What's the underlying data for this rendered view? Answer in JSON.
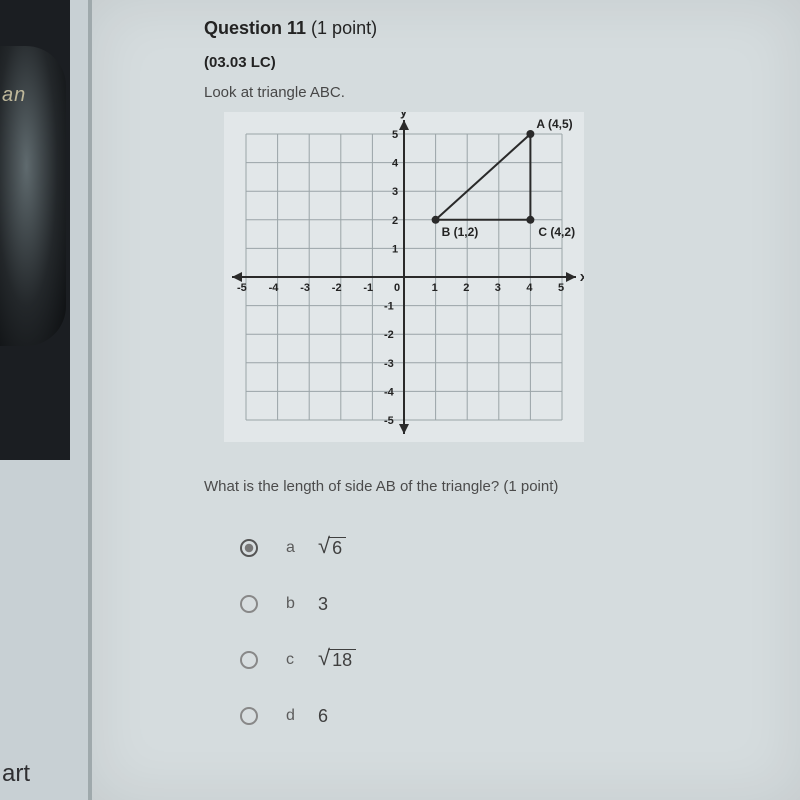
{
  "left": {
    "tag": "an",
    "art": "art"
  },
  "question": {
    "title_prefix": "Question 11 ",
    "title_suffix": "(1 point)",
    "code": "(03.03 LC)",
    "look": "Look at triangle ABC.",
    "prompt": "What is the length of side AB of the triangle? (1 point)"
  },
  "chart": {
    "type": "scatter",
    "bg": "#e2e7e9",
    "grid_color": "#9aa4a7",
    "axis_color": "#2a2a2a",
    "xlim": [
      -5,
      5
    ],
    "ylim": [
      -5,
      5
    ],
    "x_ticks": [
      -5,
      -4,
      -3,
      -2,
      -1,
      0,
      1,
      2,
      3,
      4,
      5
    ],
    "y_ticks": [
      -5,
      -4,
      -3,
      -2,
      -1,
      1,
      2,
      3,
      4,
      5
    ],
    "tick_fontsize": 11,
    "tick_color": "#232323",
    "x_label": "x",
    "y_label": "y",
    "points": {
      "A": {
        "x": 4,
        "y": 5,
        "label": "A (4,5)"
      },
      "B": {
        "x": 1,
        "y": 2,
        "label": "B (1,2)"
      },
      "C": {
        "x": 4,
        "y": 2,
        "label": "C (4,2)"
      }
    },
    "point_color": "#2a2a2a",
    "point_radius": 4,
    "edge_color": "#2a2a2a",
    "edge_width": 2,
    "edges": [
      [
        "A",
        "B"
      ],
      [
        "B",
        "C"
      ],
      [
        "C",
        "A"
      ]
    ]
  },
  "options": [
    {
      "letter": "a",
      "type": "sqrt",
      "val": "6",
      "selected": true
    },
    {
      "letter": "b",
      "type": "num",
      "val": "3",
      "selected": false
    },
    {
      "letter": "c",
      "type": "sqrt",
      "val": "18",
      "selected": false
    },
    {
      "letter": "d",
      "type": "num",
      "val": "6",
      "selected": false
    }
  ]
}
::::::
§ WRITTEN REQUEST:
Retype the records exactly. Any image in them should not appear in what you write.

§ EXPECTED OUTPUT:
What's the underlying data for this rendered view? Answer in JSON.
{
  "left": {
    "tag": "an",
    "art": "art"
  },
  "question": {
    "title_prefix": "Question 11 ",
    "title_suffix": "(1 point)",
    "code": "(03.03 LC)",
    "look": "Look at triangle ABC.",
    "prompt": "What is the length of side AB of the triangle? (1 point)"
  },
  "chart": {
    "type": "scatter",
    "bg": "#e2e7e9",
    "grid_color": "#9aa4a7",
    "axis_color": "#2a2a2a",
    "xlim": [
      -5,
      5
    ],
    "ylim": [
      -5,
      5
    ],
    "x_ticks": [
      -5,
      -4,
      -3,
      -2,
      -1,
      0,
      1,
      2,
      3,
      4,
      5
    ],
    "y_ticks": [
      -5,
      -4,
      -3,
      -2,
      -1,
      1,
      2,
      3,
      4,
      5
    ],
    "tick_fontsize": 11,
    "tick_color": "#232323",
    "x_label": "x",
    "y_label": "y",
    "points": {
      "A": {
        "x": 4,
        "y": 5,
        "label": "A (4,5)"
      },
      "B": {
        "x": 1,
        "y": 2,
        "label": "B (1,2)"
      },
      "C": {
        "x": 4,
        "y": 2,
        "label": "C (4,2)"
      }
    },
    "point_color": "#2a2a2a",
    "point_radius": 4,
    "edge_color": "#2a2a2a",
    "edge_width": 2,
    "edges": [
      [
        "A",
        "B"
      ],
      [
        "B",
        "C"
      ],
      [
        "C",
        "A"
      ]
    ]
  },
  "options": [
    {
      "letter": "a",
      "type": "sqrt",
      "val": "6",
      "selected": true
    },
    {
      "letter": "b",
      "type": "num",
      "val": "3",
      "selected": false
    },
    {
      "letter": "c",
      "type": "sqrt",
      "val": "18",
      "selected": false
    },
    {
      "letter": "d",
      "type": "num",
      "val": "6",
      "selected": false
    }
  ]
}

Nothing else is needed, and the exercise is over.